- **Goal A**:
List the chores that the blog post about Malaysia names for staff to do when no customers are at the counter.
- **Goal B**:
In the blog post about Malaysia, what was the writer's Political Science lecture on?
- **Goal C**:
Write what comes next in the blog post about Malaysia, starting after its final sentence.
-------- Passage
I always feel this sense of pride everytime I see/hear Malaysia mentioned in any of my lecture. Like today, my Political Science lecture was on multiculturalism, and the notes given to us stated that our government policy supports it. In our tutorial, I also told them about the way we hold open houses during ocassions like Hari Raya and CNY.

But the strangest mention of Malaysia I've come across is that Malaysians have the highest degree of respect and deference between superiors and subordinates. Do you think that's true? I mean, I don't really like my supervisor because of the way the system works. It's pure capitalisation; if you're standing behind the counter while there are no customers, do something. Make wasabi. Fill the fridge. Wipe the windows. Anything. If it's more than 30 seconds that you're standing there while there's no customers, and a supervisor spots you, you're dead.
----------------
-------- Extracted entries
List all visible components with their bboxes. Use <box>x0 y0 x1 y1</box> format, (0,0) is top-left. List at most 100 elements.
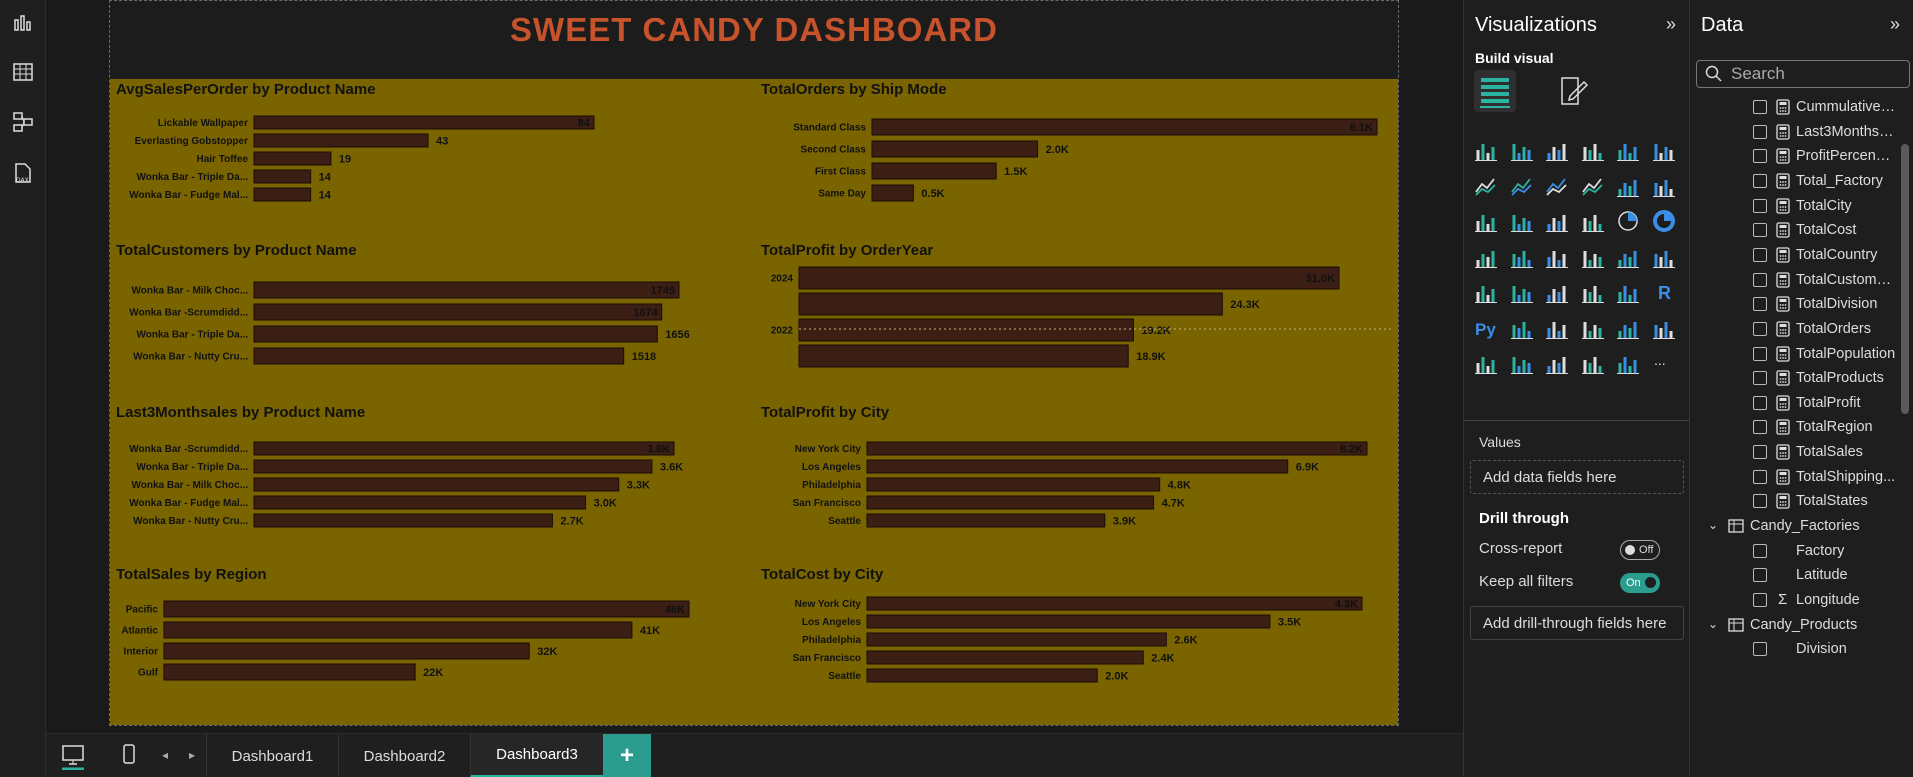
power-automate-visual-icon[interactable] <box>1545 351 1573 379</box>
field-item[interactable]: CummulativeY... <box>1690 96 1900 120</box>
chart-total-sales-by-region[interactable]: TotalSales by Region Pacific 46K Atlantic 4… <box>116 566 750 721</box>
field-checkbox[interactable] <box>1753 100 1767 114</box>
prev-page-icon[interactable]: ◂ <box>162 748 168 762</box>
treemap-visual-icon[interactable] <box>1474 245 1502 273</box>
goals-visual-icon[interactable] <box>1652 316 1680 344</box>
data-search-box[interactable] <box>1696 60 1910 88</box>
field-checkbox[interactable] <box>1753 297 1767 312</box>
chart-avg-sales-per-order[interactable]: AvgSalesPerOrder by Product Name Lickabl… <box>116 81 750 241</box>
field-checkbox[interactable] <box>1753 149 1767 164</box>
field-item[interactable]: Last3Monthsal... <box>1690 121 1900 145</box>
add-page-button[interactable]: + <box>603 734 651 777</box>
field-item[interactable]: TotalCustomers <box>1690 269 1900 293</box>
scatter-visual-icon[interactable] <box>1581 209 1609 237</box>
field-checkbox[interactable] <box>1753 494 1767 509</box>
field-item[interactable]: TotalProducts <box>1690 367 1900 391</box>
ribbon-visual-icon[interactable] <box>1474 209 1502 237</box>
chevron-down-icon[interactable]: ⌄ <box>1708 617 1718 631</box>
field-checkbox[interactable] <box>1753 395 1767 410</box>
field-item[interactable]: TotalSales <box>1690 441 1900 465</box>
key-influencers-visual-icon[interactable] <box>1510 316 1538 344</box>
line-visual-icon[interactable] <box>1474 174 1502 202</box>
data-scrollbar[interactable] <box>1901 144 1909 414</box>
line-clustered-column-visual-icon[interactable] <box>1652 174 1680 202</box>
field-checkbox[interactable] <box>1753 198 1767 213</box>
kpi-visual-icon[interactable] <box>1510 280 1538 308</box>
field-checkbox[interactable] <box>1753 223 1767 238</box>
tab-dashboard2[interactable]: Dashboard2 <box>338 734 470 777</box>
chart-total-customers-by-product[interactable]: TotalCustomers by Product Name Wonka Bar… <box>116 242 750 402</box>
qna-visual-icon[interactable] <box>1581 316 1609 344</box>
field-item[interactable]: Latitude <box>1690 564 1900 588</box>
field-checkbox[interactable] <box>1753 272 1767 287</box>
chart-total-profit-by-city[interactable]: TotalProfit by City New York City 8.2K Los… <box>761 404 1395 564</box>
field-checkbox[interactable] <box>1753 173 1767 188</box>
stacked-column-visual-icon[interactable] <box>1510 138 1538 166</box>
gauge-visual-icon[interactable] <box>1616 245 1644 273</box>
chart-total-orders-by-ship-mode[interactable]: TotalOrders by Ship Mode Standard Class 6… <box>761 81 1395 241</box>
field-checkbox[interactable] <box>1753 445 1767 460</box>
field-checkbox[interactable] <box>1753 593 1767 607</box>
100pct-bar-visual-icon[interactable] <box>1616 138 1644 166</box>
field-item[interactable]: TotalOrders <box>1690 318 1900 342</box>
chart-last-3-month-sales[interactable]: Last3Monthsales by Product Name Wonka Ba… <box>116 404 750 564</box>
field-item[interactable]: Σ Longitude <box>1690 589 1900 613</box>
field-item[interactable]: TotalProfit <box>1690 392 1900 416</box>
field-checkbox[interactable] <box>1753 642 1767 657</box>
table-node[interactable]: ⌄ Candy_Factories <box>1690 515 1900 539</box>
values-drop-zone[interactable]: Add data fields here <box>1470 460 1684 494</box>
clustered-bar-visual-icon[interactable] <box>1545 138 1573 166</box>
clustered-column-visual-icon[interactable] <box>1581 138 1609 166</box>
field-checkbox[interactable] <box>1753 469 1767 484</box>
drill-through-drop-zone[interactable]: Add drill-through fields here <box>1470 606 1684 640</box>
field-item[interactable]: Factory <box>1690 540 1900 564</box>
field-item[interactable]: TotalDivision <box>1690 293 1900 317</box>
field-checkbox[interactable] <box>1753 346 1767 361</box>
field-item[interactable]: Total_Factory <box>1690 170 1900 194</box>
desktop-layout-icon[interactable] <box>60 742 88 771</box>
field-checkbox[interactable] <box>1753 543 1767 558</box>
stacked-area-visual-icon[interactable] <box>1545 174 1573 202</box>
mobile-layout-icon[interactable] <box>118 742 140 770</box>
get-more-visual-icon[interactable] <box>1581 351 1609 379</box>
field-checkbox[interactable] <box>1753 247 1767 262</box>
field-checkbox[interactable] <box>1753 420 1767 435</box>
tab-dashboard1[interactable]: Dashboard1 <box>206 734 338 777</box>
model-view-icon[interactable] <box>9 108 37 136</box>
paginated-visual-icon[interactable] <box>1474 351 1502 379</box>
field-item[interactable]: TotalShipping... <box>1690 466 1900 490</box>
azure-map-visual-icon[interactable] <box>1581 245 1609 273</box>
field-item[interactable]: ProfitPercenat... <box>1690 145 1900 169</box>
card-visual-icon[interactable] <box>1652 245 1680 273</box>
multirow-card-visual-icon[interactable] <box>1474 280 1502 308</box>
field-checkbox[interactable] <box>1753 568 1767 583</box>
cross-report-toggle[interactable]: Off <box>1620 540 1660 560</box>
field-item[interactable]: Division <box>1690 638 1900 662</box>
map-visual-icon[interactable] <box>1510 245 1538 273</box>
field-item[interactable]: TotalRegion <box>1690 416 1900 440</box>
narrative-visual-icon[interactable] <box>1616 316 1644 344</box>
more-visual-icon[interactable]: ... <box>1652 351 1680 379</box>
collapse-data-icon[interactable]: » <box>1890 14 1900 35</box>
format-visual-tab[interactable] <box>1552 70 1594 112</box>
field-checkbox[interactable] <box>1753 124 1767 139</box>
report-page[interactable]: SWEET CANDY DASHBOARD AvgSalesPerOrder b… <box>109 0 1399 726</box>
chart-total-cost-by-city[interactable]: TotalCost by City New York City 4.3K Los A… <box>761 566 1395 721</box>
next-page-icon[interactable]: ▸ <box>189 748 195 762</box>
waterfall-visual-icon[interactable] <box>1510 209 1538 237</box>
report-view-icon[interactable] <box>9 8 37 36</box>
pie-visual-icon[interactable] <box>1616 209 1644 237</box>
table-visual-icon[interactable] <box>1581 280 1609 308</box>
field-item[interactable]: TotalCity <box>1690 195 1900 219</box>
field-item[interactable]: TotalPopulation <box>1690 343 1900 367</box>
r-visual-visual-icon[interactable]: R <box>1652 280 1680 308</box>
dax-query-view-icon[interactable]: DAX <box>9 160 37 188</box>
build-visual-tab[interactable] <box>1474 70 1516 112</box>
100pct-area-visual-icon[interactable] <box>1581 174 1609 202</box>
chevron-down-icon[interactable]: ⌄ <box>1708 518 1718 532</box>
field-checkbox[interactable] <box>1753 371 1767 386</box>
table-view-icon[interactable] <box>9 58 37 86</box>
python-visual-visual-icon[interactable]: Py <box>1474 316 1502 344</box>
field-item[interactable]: TotalCountry <box>1690 244 1900 268</box>
matrix-visual-icon[interactable] <box>1616 280 1644 308</box>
----------------
- **Output A**:
Make wasabi
Fill the fridge
Wipe the windows

- **Output B**:
Multiculturalism.

- **Output C**:
But I actually understand that they're a business that employs plenty of casuals and temps, and therefore, they wouldn't be big on the whole communication among the team members, or any of those stuff based on motivation to increase sales. Their priority is sales, so she has to make sure that we're doing something that will maximise it at all times. I respect that she has to do a tough job, as much as I want to be tell her that I don't wanna work at all. =P

Lol, I wonder if it's true or false.

P/S: Austria has the lowest. Let's go, let's go! ;)

Posted at 07:04 pm by alynna
Comments (3)  

 
Monday, May 08, 2006
Not alone and lonely
While waiting for my lecture to start, I began writing an overdue letter to Kassy about what's been happening in my life lately, mostly the not so great stuff. As I was signing off my letter, I wrote that I really missed having her around, and wished she was here so we could laugh and watch movies together. And I started crying.

I miss her. I really, really miss her.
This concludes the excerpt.